◆ **Entries provided**:
___
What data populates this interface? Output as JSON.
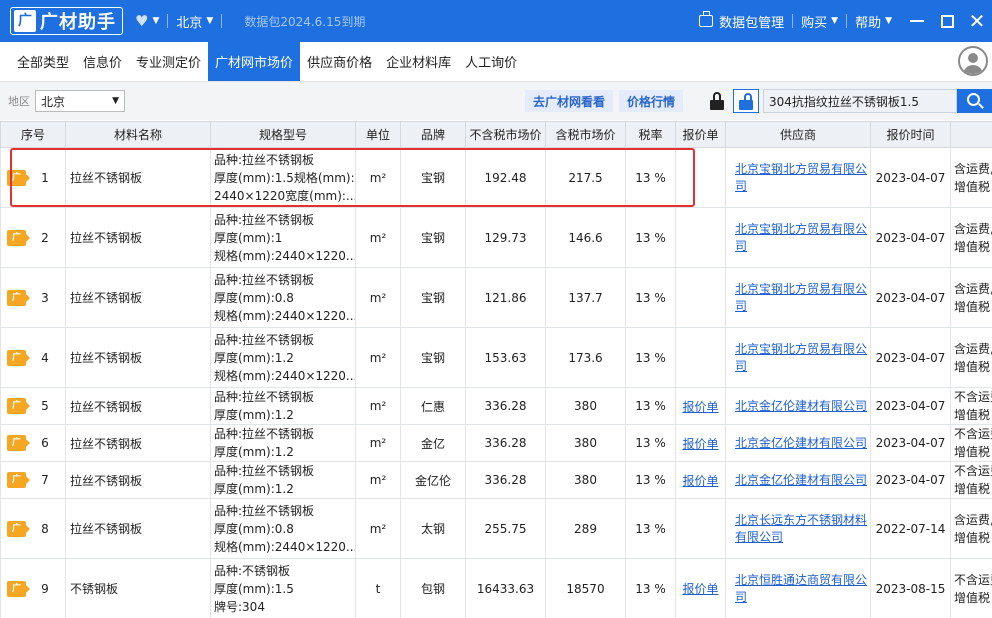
{
  "app": {
    "logo_char": "广",
    "name": "广材助手",
    "city": "北京",
    "expire": "数据包2024.6.15到期",
    "data_pkg_mgmt": "数据包管理",
    "buy": "购买",
    "help": "帮助"
  },
  "tabs": [
    {
      "label": "全部类型",
      "active": false
    },
    {
      "label": "信息价",
      "active": false
    },
    {
      "label": "专业测定价",
      "active": false
    },
    {
      "label": "广材网市场价",
      "active": true
    },
    {
      "label": "供应商价格",
      "active": false
    },
    {
      "label": "企业材料库",
      "active": false
    },
    {
      "label": "人工询价",
      "active": false
    }
  ],
  "filter": {
    "area_label": "地区",
    "area_value": "北京",
    "goto_site": "去广材网看看",
    "price_trend": "价格行情",
    "search_value": "304抗指纹拉丝不锈钢板1.5"
  },
  "table": {
    "headers": [
      "序号",
      "材料名称",
      "规格型号",
      "单位",
      "品牌",
      "不含税市场价",
      "含税市场价",
      "税率",
      "报价单",
      "供应商",
      "报价时间",
      ""
    ],
    "tag_char": "广",
    "rows": [
      {
        "seq": "1",
        "name": "拉丝不锈钢板",
        "spec": [
          "品种:拉丝不锈钢板",
          "厚度(mm):1.5规格(mm):",
          "2440×1220宽度(mm):..."
        ],
        "unit": "m²",
        "brand": "宝钢",
        "price_ex": "192.48",
        "price_in": "217.5",
        "tax": "13 %",
        "quote": "",
        "supplier": "北京宝钢北方贸易有限公司",
        "date": "2023-04-07",
        "note": [
          "含运费,",
          "增值税"
        ]
      },
      {
        "seq": "2",
        "name": "拉丝不锈钢板",
        "spec": [
          "品种:拉丝不锈钢板",
          "厚度(mm):1",
          "规格(mm):2440×1220..."
        ],
        "unit": "m²",
        "brand": "宝钢",
        "price_ex": "129.73",
        "price_in": "146.6",
        "tax": "13 %",
        "quote": "",
        "supplier": "北京宝钢北方贸易有限公司",
        "date": "2023-04-07",
        "note": [
          "含运费,",
          "增值税"
        ]
      },
      {
        "seq": "3",
        "name": "拉丝不锈钢板",
        "spec": [
          "品种:拉丝不锈钢板",
          "厚度(mm):0.8",
          "规格(mm):2440×1220..."
        ],
        "unit": "m²",
        "brand": "宝钢",
        "price_ex": "121.86",
        "price_in": "137.7",
        "tax": "13 %",
        "quote": "",
        "supplier": "北京宝钢北方贸易有限公司",
        "date": "2023-04-07",
        "note": [
          "含运费,",
          "增值税"
        ]
      },
      {
        "seq": "4",
        "name": "拉丝不锈钢板",
        "spec": [
          "品种:拉丝不锈钢板",
          "厚度(mm):1.2",
          "规格(mm):2440×1220..."
        ],
        "unit": "m²",
        "brand": "宝钢",
        "price_ex": "153.63",
        "price_in": "173.6",
        "tax": "13 %",
        "quote": "",
        "supplier": "北京宝钢北方贸易有限公司",
        "date": "2023-04-07",
        "note": [
          "含运费,",
          "增值税"
        ]
      },
      {
        "seq": "5",
        "name": "拉丝不锈钢板",
        "spec": [
          "品种:拉丝不锈钢板",
          "厚度(mm):1.2"
        ],
        "unit": "m²",
        "brand": "仁惠",
        "price_ex": "336.28",
        "price_in": "380",
        "tax": "13 %",
        "quote": "报价单",
        "supplier": "北京金亿伦建材有限公司",
        "date": "2023-04-07",
        "note": [
          "不含运费",
          "增值税"
        ]
      },
      {
        "seq": "6",
        "name": "拉丝不锈钢板",
        "spec": [
          "品种:拉丝不锈钢板",
          "厚度(mm):1.2"
        ],
        "unit": "m²",
        "brand": "金亿",
        "price_ex": "336.28",
        "price_in": "380",
        "tax": "13 %",
        "quote": "报价单",
        "supplier": "北京金亿伦建材有限公司",
        "date": "2023-04-07",
        "note": [
          "不含运费",
          "增值税"
        ]
      },
      {
        "seq": "7",
        "name": "拉丝不锈钢板",
        "spec": [
          "品种:拉丝不锈钢板",
          "厚度(mm):1.2"
        ],
        "unit": "m²",
        "brand": "金亿伦",
        "price_ex": "336.28",
        "price_in": "380",
        "tax": "13 %",
        "quote": "报价单",
        "supplier": "北京金亿伦建材有限公司",
        "date": "2023-04-07",
        "note": [
          "不含运费",
          "增值税"
        ]
      },
      {
        "seq": "8",
        "name": "拉丝不锈钢板",
        "spec": [
          "品种:拉丝不锈钢板",
          "厚度(mm):0.8",
          "规格(mm):2440×1220..."
        ],
        "unit": "m²",
        "brand": "太钢",
        "price_ex": "255.75",
        "price_in": "289",
        "tax": "13 %",
        "quote": "",
        "supplier": "北京长远东方不锈钢材料有限公司",
        "date": "2022-07-14",
        "note": [
          "含运费,",
          "增值税"
        ]
      },
      {
        "seq": "9",
        "name": "不锈钢板",
        "spec": [
          "品种:不锈钢板",
          "厚度(mm):1.5",
          "牌号:304"
        ],
        "unit": "t",
        "brand": "包钢",
        "price_ex": "16433.63",
        "price_in": "18570",
        "tax": "13 %",
        "quote": "报价单",
        "supplier": "北京恒胜通达商贸有限公司",
        "date": "2023-08-15",
        "note": [
          "不含运费",
          "增值税"
        ]
      }
    ]
  },
  "colors": {
    "primary": "#1e6fe0",
    "tag": "#f5a623",
    "highlight": "#e53030",
    "link": "#1e5fd0"
  }
}
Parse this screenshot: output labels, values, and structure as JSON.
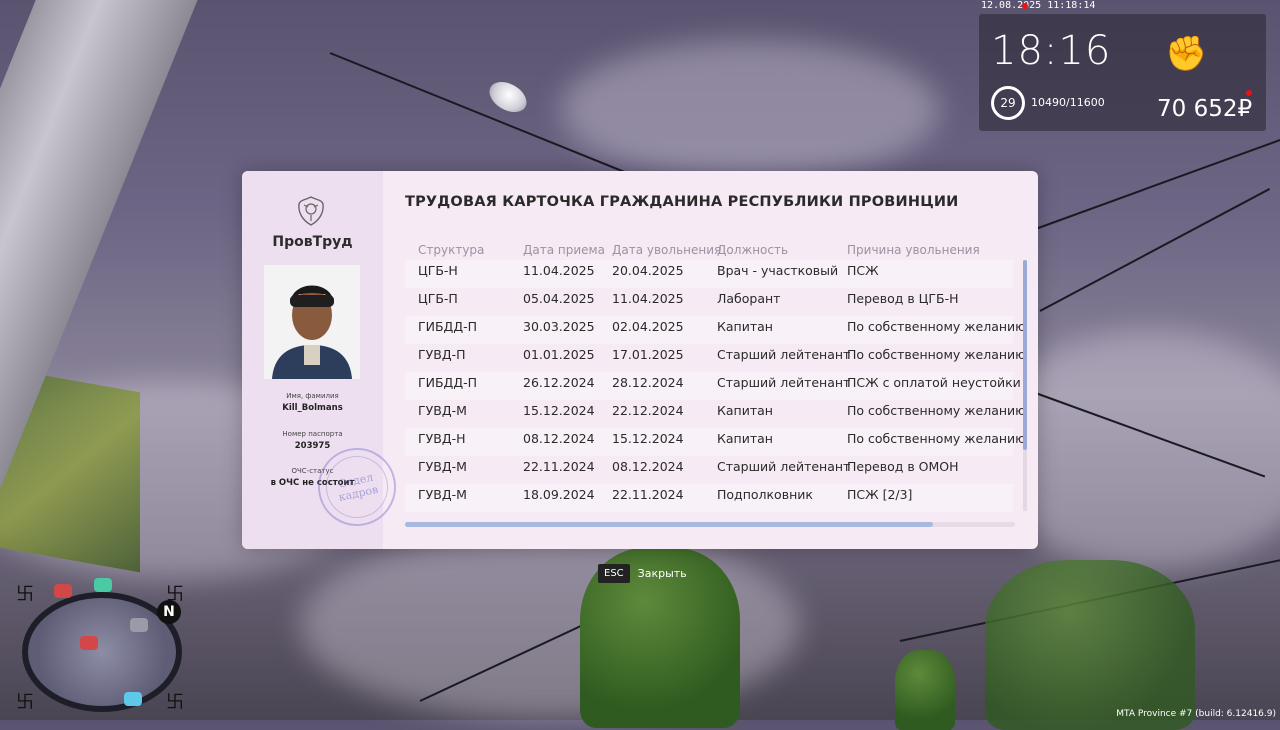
{
  "hud": {
    "datetime": "12.08.2025 11:18:14",
    "time": "18:16",
    "level": "29",
    "exp": "10490/11600",
    "money": "70 652₽",
    "fist_icon": "fist-icon"
  },
  "card": {
    "org_name": "ПровТруд",
    "title": "ТРУДОВАЯ КАРТОЧКА ГРАЖДАНИНА РЕСПУБЛИКИ ПРОВИНЦИИ",
    "name_label": "Имя, фамилия",
    "name_value": "Kill_Bolmans",
    "passport_label": "Номер паспорта",
    "passport_value": "203975",
    "ochs_label": "ОЧС-статус",
    "ochs_value": "в ОЧС не состоит",
    "stamp_text": "Отдел кадров",
    "columns": [
      "Структура",
      "Дата приема",
      "Дата увольнения",
      "Должность",
      "Причина увольнения"
    ],
    "rows": [
      [
        "ЦГБ-Н",
        "11.04.2025",
        "20.04.2025",
        "Врач - участковый",
        "ПСЖ"
      ],
      [
        "ЦГБ-П",
        "05.04.2025",
        "11.04.2025",
        "Лаборант",
        "Перевод в ЦГБ-Н"
      ],
      [
        "ГИБДД-П",
        "30.03.2025",
        "02.04.2025",
        "Капитан",
        "По собственному желанию"
      ],
      [
        "ГУВД-П",
        "01.01.2025",
        "17.01.2025",
        "Старший лейтенант",
        "По собственному желанию"
      ],
      [
        "ГИБДД-П",
        "26.12.2024",
        "28.12.2024",
        "Старший лейтенант",
        "ПСЖ с оплатой неустойки"
      ],
      [
        "ГУВД-М",
        "15.12.2024",
        "22.12.2024",
        "Капитан",
        "По собственному желанию"
      ],
      [
        "ГУВД-Н",
        "08.12.2024",
        "15.12.2024",
        "Капитан",
        "По собственному желанию"
      ],
      [
        "ГУВД-М",
        "22.11.2024",
        "08.12.2024",
        "Старший лейтенант",
        "Перевод в ОМОН"
      ],
      [
        "ГУВД-М",
        "18.09.2024",
        "22.11.2024",
        "Подполковник",
        "ПСЖ [2/3]"
      ]
    ]
  },
  "close_hint": {
    "key": "ESC",
    "label": "Закрыть"
  },
  "minimap": {
    "north": "N"
  },
  "build": "MTA Province #7 (build: 6.12416.9)"
}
___
◆ **Exercise task**:
Each line with the string "this" in it needs to be found and copied.

◆ **Complete response**:
What data populates this interface? Output as JSON.
Parse this screenshot: output labels, values, and structure as JSON.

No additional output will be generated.